(Records excerpted from a collection)
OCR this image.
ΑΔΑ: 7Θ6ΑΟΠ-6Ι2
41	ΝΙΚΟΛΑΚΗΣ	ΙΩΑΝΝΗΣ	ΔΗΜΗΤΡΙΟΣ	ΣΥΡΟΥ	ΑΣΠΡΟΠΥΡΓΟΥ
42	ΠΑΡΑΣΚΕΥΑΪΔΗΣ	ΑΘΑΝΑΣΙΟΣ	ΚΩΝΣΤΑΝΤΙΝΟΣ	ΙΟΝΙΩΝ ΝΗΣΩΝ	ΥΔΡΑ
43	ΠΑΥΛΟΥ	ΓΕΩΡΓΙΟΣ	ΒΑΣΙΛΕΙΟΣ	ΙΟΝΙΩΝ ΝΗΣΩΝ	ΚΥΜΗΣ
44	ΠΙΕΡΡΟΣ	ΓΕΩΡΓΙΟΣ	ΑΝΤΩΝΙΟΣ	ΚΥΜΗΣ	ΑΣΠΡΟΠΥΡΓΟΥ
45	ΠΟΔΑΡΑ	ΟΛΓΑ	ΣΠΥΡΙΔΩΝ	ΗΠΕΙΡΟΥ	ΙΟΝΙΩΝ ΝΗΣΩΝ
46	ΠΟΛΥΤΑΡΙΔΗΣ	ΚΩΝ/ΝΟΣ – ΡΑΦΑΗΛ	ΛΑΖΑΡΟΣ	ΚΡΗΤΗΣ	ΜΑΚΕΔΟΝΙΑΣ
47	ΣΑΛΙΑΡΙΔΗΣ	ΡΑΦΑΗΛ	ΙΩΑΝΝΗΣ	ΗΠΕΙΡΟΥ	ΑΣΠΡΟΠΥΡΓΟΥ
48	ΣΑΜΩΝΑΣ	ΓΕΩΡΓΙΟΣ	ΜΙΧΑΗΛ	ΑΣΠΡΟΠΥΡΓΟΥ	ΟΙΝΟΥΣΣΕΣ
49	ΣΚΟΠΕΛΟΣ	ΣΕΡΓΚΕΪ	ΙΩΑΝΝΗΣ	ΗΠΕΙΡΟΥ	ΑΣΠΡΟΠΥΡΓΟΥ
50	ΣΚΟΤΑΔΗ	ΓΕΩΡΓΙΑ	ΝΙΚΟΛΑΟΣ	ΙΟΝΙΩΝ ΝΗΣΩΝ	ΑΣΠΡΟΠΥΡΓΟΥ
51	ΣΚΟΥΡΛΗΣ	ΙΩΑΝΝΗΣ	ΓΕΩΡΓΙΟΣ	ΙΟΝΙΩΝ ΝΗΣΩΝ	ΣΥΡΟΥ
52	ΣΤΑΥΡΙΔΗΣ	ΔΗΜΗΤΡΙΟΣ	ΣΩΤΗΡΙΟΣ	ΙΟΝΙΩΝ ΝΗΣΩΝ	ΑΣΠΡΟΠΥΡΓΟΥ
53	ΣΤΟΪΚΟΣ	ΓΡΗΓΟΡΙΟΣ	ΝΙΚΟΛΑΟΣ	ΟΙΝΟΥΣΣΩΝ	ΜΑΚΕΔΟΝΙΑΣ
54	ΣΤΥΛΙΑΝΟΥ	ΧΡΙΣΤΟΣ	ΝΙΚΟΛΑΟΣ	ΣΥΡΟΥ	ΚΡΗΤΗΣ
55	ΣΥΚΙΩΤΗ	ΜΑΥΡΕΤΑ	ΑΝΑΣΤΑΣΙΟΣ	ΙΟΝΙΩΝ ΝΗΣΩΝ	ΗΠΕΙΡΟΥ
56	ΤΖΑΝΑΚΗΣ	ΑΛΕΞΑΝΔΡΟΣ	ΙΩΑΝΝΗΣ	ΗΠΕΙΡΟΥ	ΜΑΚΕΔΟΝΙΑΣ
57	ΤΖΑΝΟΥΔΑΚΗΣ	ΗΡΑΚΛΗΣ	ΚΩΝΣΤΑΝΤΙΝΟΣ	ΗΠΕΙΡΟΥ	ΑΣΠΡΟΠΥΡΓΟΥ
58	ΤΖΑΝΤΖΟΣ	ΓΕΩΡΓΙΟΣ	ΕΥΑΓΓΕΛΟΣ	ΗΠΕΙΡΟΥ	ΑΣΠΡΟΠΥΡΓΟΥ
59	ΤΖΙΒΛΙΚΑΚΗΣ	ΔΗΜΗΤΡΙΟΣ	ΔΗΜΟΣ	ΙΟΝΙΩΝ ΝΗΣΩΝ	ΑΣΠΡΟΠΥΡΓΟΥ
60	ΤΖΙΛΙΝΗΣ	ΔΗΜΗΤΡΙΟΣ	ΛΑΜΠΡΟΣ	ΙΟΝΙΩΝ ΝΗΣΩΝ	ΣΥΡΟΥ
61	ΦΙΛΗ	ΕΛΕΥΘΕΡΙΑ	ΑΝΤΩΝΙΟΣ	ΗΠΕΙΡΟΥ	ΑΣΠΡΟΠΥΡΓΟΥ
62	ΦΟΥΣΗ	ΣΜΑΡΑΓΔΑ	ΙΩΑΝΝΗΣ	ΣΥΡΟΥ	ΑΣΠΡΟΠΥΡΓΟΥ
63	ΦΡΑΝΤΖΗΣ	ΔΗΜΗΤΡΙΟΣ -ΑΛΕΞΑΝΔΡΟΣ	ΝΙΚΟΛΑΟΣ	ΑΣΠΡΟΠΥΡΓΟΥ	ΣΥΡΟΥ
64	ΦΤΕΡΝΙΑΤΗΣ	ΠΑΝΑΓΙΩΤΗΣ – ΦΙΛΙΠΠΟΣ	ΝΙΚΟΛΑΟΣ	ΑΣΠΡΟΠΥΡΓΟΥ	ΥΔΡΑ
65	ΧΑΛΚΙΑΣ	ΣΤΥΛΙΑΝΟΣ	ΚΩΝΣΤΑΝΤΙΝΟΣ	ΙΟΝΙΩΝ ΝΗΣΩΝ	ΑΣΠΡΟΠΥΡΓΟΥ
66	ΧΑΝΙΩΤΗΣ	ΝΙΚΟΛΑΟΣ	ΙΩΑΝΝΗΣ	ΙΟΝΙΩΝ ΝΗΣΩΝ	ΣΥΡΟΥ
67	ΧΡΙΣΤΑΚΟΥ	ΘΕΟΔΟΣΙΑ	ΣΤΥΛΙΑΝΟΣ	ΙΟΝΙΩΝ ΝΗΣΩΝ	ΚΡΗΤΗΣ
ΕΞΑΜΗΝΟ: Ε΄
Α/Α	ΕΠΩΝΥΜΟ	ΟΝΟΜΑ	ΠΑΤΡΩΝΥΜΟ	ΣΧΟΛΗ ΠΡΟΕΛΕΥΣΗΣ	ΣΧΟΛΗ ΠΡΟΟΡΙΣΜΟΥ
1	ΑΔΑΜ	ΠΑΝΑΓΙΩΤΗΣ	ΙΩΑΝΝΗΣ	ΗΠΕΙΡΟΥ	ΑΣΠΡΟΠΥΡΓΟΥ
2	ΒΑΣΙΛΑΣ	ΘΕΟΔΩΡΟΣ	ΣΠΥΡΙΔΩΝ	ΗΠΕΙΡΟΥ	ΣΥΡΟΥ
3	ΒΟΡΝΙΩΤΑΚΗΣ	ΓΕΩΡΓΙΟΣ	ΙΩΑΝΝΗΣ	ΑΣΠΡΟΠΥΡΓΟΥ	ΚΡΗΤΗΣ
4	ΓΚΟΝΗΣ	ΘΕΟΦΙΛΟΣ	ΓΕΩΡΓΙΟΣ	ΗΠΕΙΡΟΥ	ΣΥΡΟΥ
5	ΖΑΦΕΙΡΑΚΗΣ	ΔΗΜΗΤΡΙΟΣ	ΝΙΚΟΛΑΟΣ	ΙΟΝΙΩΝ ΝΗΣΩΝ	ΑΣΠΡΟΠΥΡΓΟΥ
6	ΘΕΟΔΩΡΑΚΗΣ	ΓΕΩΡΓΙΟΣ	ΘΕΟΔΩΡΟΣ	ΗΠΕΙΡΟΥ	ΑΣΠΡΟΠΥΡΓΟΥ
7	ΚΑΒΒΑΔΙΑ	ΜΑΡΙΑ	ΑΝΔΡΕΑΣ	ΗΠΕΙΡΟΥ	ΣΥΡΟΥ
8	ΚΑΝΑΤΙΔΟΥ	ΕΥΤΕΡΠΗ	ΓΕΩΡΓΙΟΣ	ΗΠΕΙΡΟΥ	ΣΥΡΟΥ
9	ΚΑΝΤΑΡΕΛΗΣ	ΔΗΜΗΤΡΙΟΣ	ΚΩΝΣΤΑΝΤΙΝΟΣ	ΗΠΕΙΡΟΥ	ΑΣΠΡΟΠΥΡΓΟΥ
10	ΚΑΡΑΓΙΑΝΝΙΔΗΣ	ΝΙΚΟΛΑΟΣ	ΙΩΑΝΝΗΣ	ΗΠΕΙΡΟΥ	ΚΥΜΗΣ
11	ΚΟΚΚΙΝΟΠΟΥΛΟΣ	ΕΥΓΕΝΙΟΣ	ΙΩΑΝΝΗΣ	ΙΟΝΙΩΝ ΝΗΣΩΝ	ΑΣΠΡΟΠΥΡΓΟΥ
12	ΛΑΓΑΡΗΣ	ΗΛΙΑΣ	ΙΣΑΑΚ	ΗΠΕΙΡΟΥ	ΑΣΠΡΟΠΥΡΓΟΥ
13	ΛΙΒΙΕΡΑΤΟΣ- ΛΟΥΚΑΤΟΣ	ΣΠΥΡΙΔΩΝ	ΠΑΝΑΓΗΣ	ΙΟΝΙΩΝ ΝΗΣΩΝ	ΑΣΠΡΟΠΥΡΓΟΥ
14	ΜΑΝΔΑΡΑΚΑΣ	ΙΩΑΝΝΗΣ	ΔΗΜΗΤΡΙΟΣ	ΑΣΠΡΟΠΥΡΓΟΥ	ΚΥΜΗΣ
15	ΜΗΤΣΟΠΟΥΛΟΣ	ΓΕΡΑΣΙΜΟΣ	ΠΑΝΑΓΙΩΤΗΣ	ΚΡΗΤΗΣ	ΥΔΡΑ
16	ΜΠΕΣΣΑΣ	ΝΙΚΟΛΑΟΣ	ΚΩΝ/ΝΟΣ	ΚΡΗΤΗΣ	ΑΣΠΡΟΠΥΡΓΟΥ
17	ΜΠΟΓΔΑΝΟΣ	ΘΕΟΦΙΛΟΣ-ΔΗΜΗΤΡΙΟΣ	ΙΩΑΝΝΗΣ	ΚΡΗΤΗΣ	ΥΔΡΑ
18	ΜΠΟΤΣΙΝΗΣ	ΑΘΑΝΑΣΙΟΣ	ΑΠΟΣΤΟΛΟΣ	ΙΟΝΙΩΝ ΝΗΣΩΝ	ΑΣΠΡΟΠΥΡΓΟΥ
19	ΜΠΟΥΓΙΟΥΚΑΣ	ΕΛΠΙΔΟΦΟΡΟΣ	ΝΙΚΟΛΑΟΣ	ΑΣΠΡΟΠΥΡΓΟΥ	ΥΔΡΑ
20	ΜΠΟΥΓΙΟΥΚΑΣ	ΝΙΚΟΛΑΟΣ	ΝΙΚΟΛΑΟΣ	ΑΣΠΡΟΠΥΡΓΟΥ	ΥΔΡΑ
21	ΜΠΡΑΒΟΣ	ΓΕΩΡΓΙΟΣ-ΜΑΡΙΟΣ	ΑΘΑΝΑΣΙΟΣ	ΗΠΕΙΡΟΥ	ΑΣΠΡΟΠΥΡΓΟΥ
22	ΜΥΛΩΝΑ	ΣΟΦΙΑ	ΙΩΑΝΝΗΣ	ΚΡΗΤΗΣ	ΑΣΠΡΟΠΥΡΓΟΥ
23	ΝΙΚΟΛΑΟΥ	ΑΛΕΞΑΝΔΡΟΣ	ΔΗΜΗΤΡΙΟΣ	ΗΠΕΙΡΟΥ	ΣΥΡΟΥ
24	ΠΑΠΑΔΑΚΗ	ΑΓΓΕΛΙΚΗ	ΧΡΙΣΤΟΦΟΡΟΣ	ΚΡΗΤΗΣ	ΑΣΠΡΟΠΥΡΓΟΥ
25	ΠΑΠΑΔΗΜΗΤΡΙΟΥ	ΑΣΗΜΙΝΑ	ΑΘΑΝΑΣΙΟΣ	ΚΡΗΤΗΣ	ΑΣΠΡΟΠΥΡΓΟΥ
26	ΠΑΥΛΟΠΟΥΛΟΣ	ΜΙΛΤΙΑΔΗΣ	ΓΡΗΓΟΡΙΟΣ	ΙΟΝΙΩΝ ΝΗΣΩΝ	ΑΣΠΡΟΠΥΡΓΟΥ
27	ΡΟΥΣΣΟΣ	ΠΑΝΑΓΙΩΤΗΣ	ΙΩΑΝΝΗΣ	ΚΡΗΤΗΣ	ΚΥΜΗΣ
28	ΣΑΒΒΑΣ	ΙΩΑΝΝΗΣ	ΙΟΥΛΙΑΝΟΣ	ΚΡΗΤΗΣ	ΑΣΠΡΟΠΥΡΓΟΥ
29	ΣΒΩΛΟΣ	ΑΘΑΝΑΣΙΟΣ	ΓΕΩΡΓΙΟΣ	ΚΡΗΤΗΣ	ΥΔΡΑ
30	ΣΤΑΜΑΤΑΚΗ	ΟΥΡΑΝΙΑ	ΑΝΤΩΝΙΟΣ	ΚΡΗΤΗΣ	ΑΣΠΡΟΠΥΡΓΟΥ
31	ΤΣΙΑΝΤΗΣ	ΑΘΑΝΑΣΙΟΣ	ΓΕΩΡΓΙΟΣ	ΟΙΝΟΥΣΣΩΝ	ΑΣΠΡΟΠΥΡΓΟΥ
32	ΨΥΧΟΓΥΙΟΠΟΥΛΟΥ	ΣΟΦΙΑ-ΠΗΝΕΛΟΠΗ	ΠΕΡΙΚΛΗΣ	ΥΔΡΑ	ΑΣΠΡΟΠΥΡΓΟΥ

What you will do: Extract lines where the string "ΣΠΥΡΙΔΩΝ" occurs.

Answer for this exercise:
45	ΠΟΔΑΡΑ	ΟΛΓΑ	ΣΠΥΡΙΔΩΝ	ΗΠΕΙΡΟΥ	ΙΟΝΙΩΝ ΝΗΣΩΝ
2	ΒΑΣΙΛΑΣ	ΘΕΟΔΩΡΟΣ	ΣΠΥΡΙΔΩΝ	ΗΠΕΙΡΟΥ	ΣΥΡΟΥ
13	ΛΙΒΙΕΡΑΤΟΣ- ΛΟΥΚΑΤΟΣ	ΣΠΥΡΙΔΩΝ	ΠΑΝΑΓΗΣ	ΙΟΝΙΩΝ ΝΗΣΩΝ	ΑΣΠΡΟΠΥΡΓΟΥ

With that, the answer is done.